Court name
High Court
Case number
270 of 1994

Bekker v Kotze and Others (270 of 1994) [1994] NAHC 17 (08 December 1994);

Media neutral citation
[1994] NAHC 17


1994/12/08 Strydom, J.P.




Recognition of foreign provisional trustee by Court - doubtful whether this is possible before trustee's appointment final. Vesting of movable property - such takes places also in other juris­dictions if insolvent was domiciled within juris­diction of Court declaring him insolvent at time of such order.



















Heard on: 1994/12/06,08 Delivered on: 1994/12/08




STRYDOM, J.P.: This was an urgent application for the relief set out in the Notice of Motion.



This application followed upon a provisional sequestration of the common estate of the first and second Respondents in the Republic of South Africa.


The application before me was argued by Ms Viviers-Turck, Mr Grobler appeared on behalf of the first and the second Respondents. No answering affidavits were filed by the Respondents, neither was the Court asked for a postponement to afford Respondents an opportunity to file any documents. However, both parties freely made use of affidavits and documents previously filed in this Court and in the Court in South Africa. From the allegations in these documents it was alleged that the First Respondent had defrauded the Government of the Republic of South Africa to the tune of some R23 914 752,11 by falsely recovering value added tax on bogus purchases of mining machinery. When this was discovered, application was made for a writ suspectus de fuqa. However, by then the First Respondent had already moved to Namibia. In moving to Namibia the First Respondent brought with him various movable assets as well as money.


Thereafter and on the 11th October 1994 the common estate of First and Second Respondents were provisionally sequestrated in the Republic of South Africa and the Applicant was appointed as a provisional trustee. This sequestration was at the behest of the Receiver of Revenue.

CHALLENGE A:
Count the lines in the records that contain the string "vegetation". Reply with the number alone.
The court judgment and the records come from unrelated sources.

RECORDS FOR THIS EXERCISE:

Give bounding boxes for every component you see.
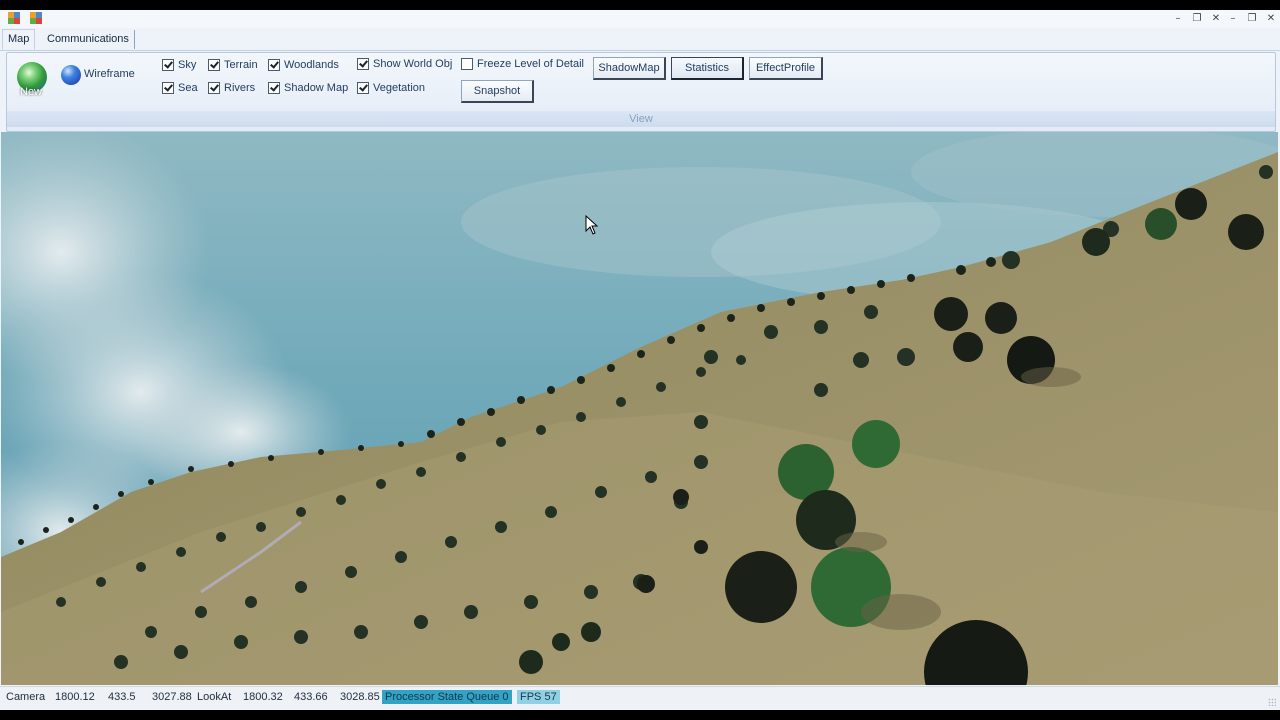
snapshot-button[interactable]: Snapshot — [461, 80, 534, 103]
view-group-label: View — [7, 111, 1275, 127]
wireframe-globe-icon — [61, 65, 81, 85]
show-world-obj-check-box[interactable] — [357, 58, 369, 70]
sea-checkbox[interactable]: Sea — [162, 81, 198, 95]
terrain-checkbox-label: Terrain — [224, 59, 258, 71]
bottom-letterbox — [0, 710, 1280, 720]
status-bar: Camera 1800.12 433.5 3027.88 LookAt 1800… — [0, 686, 1280, 709]
effectprofile-button[interactable]: EffectProfile — [749, 57, 823, 80]
child-minimize-button[interactable]: – — [1225, 11, 1241, 27]
mdi-child-icon[interactable] — [30, 12, 42, 24]
app-icon[interactable] — [8, 12, 20, 24]
title-strip: – ❐ ✕ – ❐ ✕ — [0, 10, 1280, 28]
shadowmap-button[interactable]: ShadowMap — [593, 57, 666, 80]
top-letterbox — [0, 0, 1280, 10]
camera-y: 433.5 — [108, 691, 136, 703]
vegetation-checkbox[interactable]: Vegetation — [357, 81, 425, 95]
resize-grip[interactable] — [1268, 698, 1276, 706]
show-world-obj-checkbox[interactable]: Show World Obj — [357, 57, 452, 71]
processor-state-badge: Processor State Queue 0 — [382, 690, 512, 704]
woodlands-check-box[interactable] — [268, 59, 280, 71]
woodlands-checkbox[interactable]: Woodlands — [268, 58, 339, 72]
restore-button[interactable]: ❐ — [1189, 11, 1205, 27]
lookat-y: 433.66 — [294, 691, 328, 703]
terrain-check-box[interactable] — [208, 59, 220, 71]
fps-badge: FPS 57 — [517, 690, 560, 704]
lookat-x: 1800.32 — [243, 691, 283, 703]
new-label: New — [20, 86, 43, 98]
freeze-lod-check-box[interactable] — [461, 58, 473, 70]
vegetation-check-box[interactable] — [357, 82, 369, 94]
shadow-map-checkbox[interactable]: Shadow Map — [268, 81, 348, 95]
ribbon-tabs: Map Communications — [0, 28, 1280, 51]
sea-checkbox-label: Sea — [178, 82, 198, 94]
camera-label: Camera — [6, 691, 46, 703]
rivers-checkbox-label: Rivers — [224, 82, 256, 94]
freeze-lod-checkbox-label: Freeze Level of Detail — [477, 58, 584, 70]
child-restore-button[interactable]: ❐ — [1244, 11, 1260, 27]
shadow-map-checkbox-label: Shadow Map — [284, 82, 349, 94]
sea-check-box[interactable] — [162, 82, 174, 94]
vegetation-checkbox-label: Vegetation — [373, 82, 425, 94]
wireframe-button[interactable]: Wireframe — [59, 63, 139, 85]
camera-x: 1800.12 — [55, 691, 95, 703]
minimize-button[interactable]: – — [1170, 11, 1186, 27]
show-world-obj-checkbox-label: Show World Obj — [373, 58, 453, 70]
ribbon-panel: New Wireframe Sky Sea Terrain Rivers Woo… — [6, 52, 1276, 132]
mouse-cursor-icon — [585, 215, 599, 235]
tab-map[interactable]: Map — [2, 29, 36, 50]
shadow-map-check-box[interactable] — [268, 82, 280, 94]
rivers-checkbox[interactable]: Rivers — [208, 81, 255, 95]
rivers-check-box[interactable] — [208, 82, 220, 94]
3d-viewport[interactable] — [1, 132, 1278, 685]
new-button[interactable]: New — [15, 59, 49, 99]
lookat-label: LookAt — [197, 691, 232, 703]
sky-check-box[interactable] — [162, 59, 174, 71]
sky-checkbox-label: Sky — [178, 59, 197, 71]
lookat-z: 3028.85 — [340, 691, 380, 703]
camera-z: 3027.88 — [152, 691, 192, 703]
wireframe-label: Wireframe — [84, 68, 135, 80]
child-close-button[interactable]: ✕ — [1263, 11, 1279, 27]
tab-communications[interactable]: Communications — [42, 30, 135, 49]
statistics-button[interactable]: Statistics — [671, 57, 744, 80]
freeze-lod-checkbox[interactable]: Freeze Level of Detail — [461, 57, 584, 71]
app-window: – ❐ ✕ – ❐ ✕ Map Communications New Wiref… — [0, 10, 1280, 710]
woodlands-checkbox-label: Woodlands — [284, 59, 339, 71]
close-button[interactable]: ✕ — [1208, 11, 1224, 27]
terrain-checkbox[interactable]: Terrain — [208, 58, 258, 72]
sky-checkbox[interactable]: Sky — [162, 58, 196, 72]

CHALLENGE B:
Answer these questions about the court judgment:
(i) What is the case number?
(ii) Who appeared on behalf of the first and second Respondents?
(iii) On what date was the common estate of the first and second Respondents provisionally sequestrated in the Republic of South Africa?

EXPECTED ANSWER A:
3

EXPECTED ANSWER B:
(i) 270 of 1994
(ii) Mr Grobler
(iii) 11th October 1994